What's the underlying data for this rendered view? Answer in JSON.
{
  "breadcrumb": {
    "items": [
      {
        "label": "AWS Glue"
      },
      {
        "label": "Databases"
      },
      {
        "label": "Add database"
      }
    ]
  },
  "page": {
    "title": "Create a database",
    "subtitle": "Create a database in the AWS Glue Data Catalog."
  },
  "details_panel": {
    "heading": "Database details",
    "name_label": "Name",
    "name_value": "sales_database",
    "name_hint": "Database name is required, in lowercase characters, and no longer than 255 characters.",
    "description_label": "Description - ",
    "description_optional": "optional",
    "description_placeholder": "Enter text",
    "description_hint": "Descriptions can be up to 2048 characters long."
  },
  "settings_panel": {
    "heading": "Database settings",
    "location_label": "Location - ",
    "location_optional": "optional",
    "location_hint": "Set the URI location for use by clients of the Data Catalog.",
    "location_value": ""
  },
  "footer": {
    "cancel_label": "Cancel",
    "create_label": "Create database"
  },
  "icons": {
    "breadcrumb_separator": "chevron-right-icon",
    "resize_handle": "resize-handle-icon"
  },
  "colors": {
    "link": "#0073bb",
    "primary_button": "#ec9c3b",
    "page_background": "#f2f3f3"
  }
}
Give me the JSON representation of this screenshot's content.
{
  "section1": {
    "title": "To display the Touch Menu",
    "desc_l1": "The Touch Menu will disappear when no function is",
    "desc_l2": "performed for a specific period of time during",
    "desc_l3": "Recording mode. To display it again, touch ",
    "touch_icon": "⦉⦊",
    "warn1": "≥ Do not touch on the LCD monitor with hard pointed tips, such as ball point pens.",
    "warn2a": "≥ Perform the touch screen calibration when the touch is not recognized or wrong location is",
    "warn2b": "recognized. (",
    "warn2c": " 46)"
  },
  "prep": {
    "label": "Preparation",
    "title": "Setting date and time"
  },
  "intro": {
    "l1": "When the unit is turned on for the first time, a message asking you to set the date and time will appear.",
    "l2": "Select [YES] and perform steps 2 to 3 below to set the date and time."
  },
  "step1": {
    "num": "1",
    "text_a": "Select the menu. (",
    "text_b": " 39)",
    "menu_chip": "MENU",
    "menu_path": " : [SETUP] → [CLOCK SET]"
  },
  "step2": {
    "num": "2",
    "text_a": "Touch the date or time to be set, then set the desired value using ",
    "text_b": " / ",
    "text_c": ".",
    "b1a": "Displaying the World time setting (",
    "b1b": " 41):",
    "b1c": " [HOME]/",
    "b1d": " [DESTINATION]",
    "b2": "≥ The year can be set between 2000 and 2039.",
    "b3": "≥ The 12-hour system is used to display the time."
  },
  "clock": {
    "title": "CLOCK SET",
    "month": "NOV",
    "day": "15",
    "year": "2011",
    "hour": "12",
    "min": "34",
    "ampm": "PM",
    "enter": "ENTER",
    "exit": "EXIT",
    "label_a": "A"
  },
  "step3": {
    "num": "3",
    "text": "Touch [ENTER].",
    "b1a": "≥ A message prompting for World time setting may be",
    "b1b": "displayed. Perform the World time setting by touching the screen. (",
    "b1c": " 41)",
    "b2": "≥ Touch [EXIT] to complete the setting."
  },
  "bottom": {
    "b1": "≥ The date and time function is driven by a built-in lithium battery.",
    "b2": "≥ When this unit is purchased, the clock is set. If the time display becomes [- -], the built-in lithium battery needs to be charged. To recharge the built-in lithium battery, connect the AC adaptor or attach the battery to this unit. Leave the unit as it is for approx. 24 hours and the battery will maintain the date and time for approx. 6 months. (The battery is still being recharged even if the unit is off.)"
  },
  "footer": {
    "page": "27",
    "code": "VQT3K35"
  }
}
- - -
Send back every record, precisely as written.

What's the underlying data for this rendered view? Answer in JSON.
{
  "breadcrumb": {
    "items": [
      {
        "label": "AWS Glue"
      },
      {
        "label": "Databases"
      },
      {
        "label": "Add database"
      }
    ]
  },
  "page": {
    "title": "Create a database",
    "subtitle": "Create a database in the AWS Glue Data Catalog."
  },
  "details_panel": {
    "heading": "Database details",
    "name_label": "Name",
    "name_value": "sales_database",
    "name_hint": "Database name is required, in lowercase characters, and no longer than 255 characters.",
    "description_label": "Description - ",
    "description_optional": "optional",
    "description_placeholder": "Enter text",
    "description_hint": "Descriptions can be up to 2048 characters long."
  },
  "settings_panel": {
    "heading": "Database settings",
    "location_label": "Location - ",
    "location_optional": "optional",
    "location_hint": "Set the URI location for use by clients of the Data Catalog.",
    "location_value": ""
  },
  "footer": {
    "cancel_label": "Cancel",
    "create_label": "Create database"
  },
  "icons": {
    "breadcrumb_separator": "chevron-right-icon",
    "resize_handle": "resize-handle-icon"
  },
  "colors": {
    "link": "#0073bb",
    "primary_button": "#ec9c3b",
    "page_background": "#f2f3f3"
  }
}
Give me the JSON representation of this screenshot's content.
{
  "section1": {
    "title": "To display the Touch Menu",
    "desc_l1": "The Touch Menu will disappear when no function is",
    "desc_l2": "performed for a specific period of time during",
    "desc_l3": "Recording mode. To display it again, touch ",
    "touch_icon": "⦉⦊",
    "warn1": "≥ Do not touch on the LCD monitor with hard pointed tips, such as ball point pens.",
    "warn2a": "≥ Perform the touch screen calibration when the touch is not recognized or wrong location is",
    "warn2b": "recognized. (",
    "warn2c": " 46)"
  },
  "prep": {
    "label": "Preparation",
    "title": "Setting date and time"
  },
  "intro": {
    "l1": "When the unit is turned on for the first time, a message asking you to set the date and time will appear.",
    "l2": "Select [YES] and perform steps 2 to 3 below to set the date and time."
  },
  "step1": {
    "num": "1",
    "text_a": "Select the menu. (",
    "text_b": " 39)",
    "menu_chip": "MENU",
    "menu_path": " : [SETUP] → [CLOCK SET]"
  },
  "step2": {
    "num": "2",
    "text_a": "Touch the date or time to be set, then set the desired value using ",
    "text_b": " / ",
    "text_c": ".",
    "b1a": "Displaying the World time setting (",
    "b1b": " 41):",
    "b1c": " [HOME]/",
    "b1d": " [DESTINATION]",
    "b2": "≥ The year can be set between 2000 and 2039.",
    "b3": "≥ The 12-hour system is used to display the time."
  },
  "clock": {
    "title": "CLOCK SET",
    "month": "NOV",
    "day": "15",
    "year": "2011",
    "hour": "12",
    "min": "34",
    "ampm": "PM",
    "enter": "ENTER",
    "exit": "EXIT",
    "label_a": "A"
  },
  "step3": {
    "num": "3",
    "text": "Touch [ENTER].",
    "b1a": "≥ A message prompting for World time setting may be",
    "b1b": "displayed. Perform the World time setting by touching the screen. (",
    "b1c": " 41)",
    "b2": "≥ Touch [EXIT] to complete the setting."
  },
  "bottom": {
    "b1": "≥ The date and time function is driven by a built-in lithium battery.",
    "b2": "≥ When this unit is purchased, the clock is set. If the time display becomes [- -], the built-in lithium battery needs to be charged. To recharge the built-in lithium battery, connect the AC adaptor or attach the battery to this unit. Leave the unit as it is for approx. 24 hours and the battery will maintain the date and time for approx. 6 months. (The battery is still being recharged even if the unit is off.)"
  },
  "footer": {
    "page": "27",
    "code": "VQT3K35"
  }
}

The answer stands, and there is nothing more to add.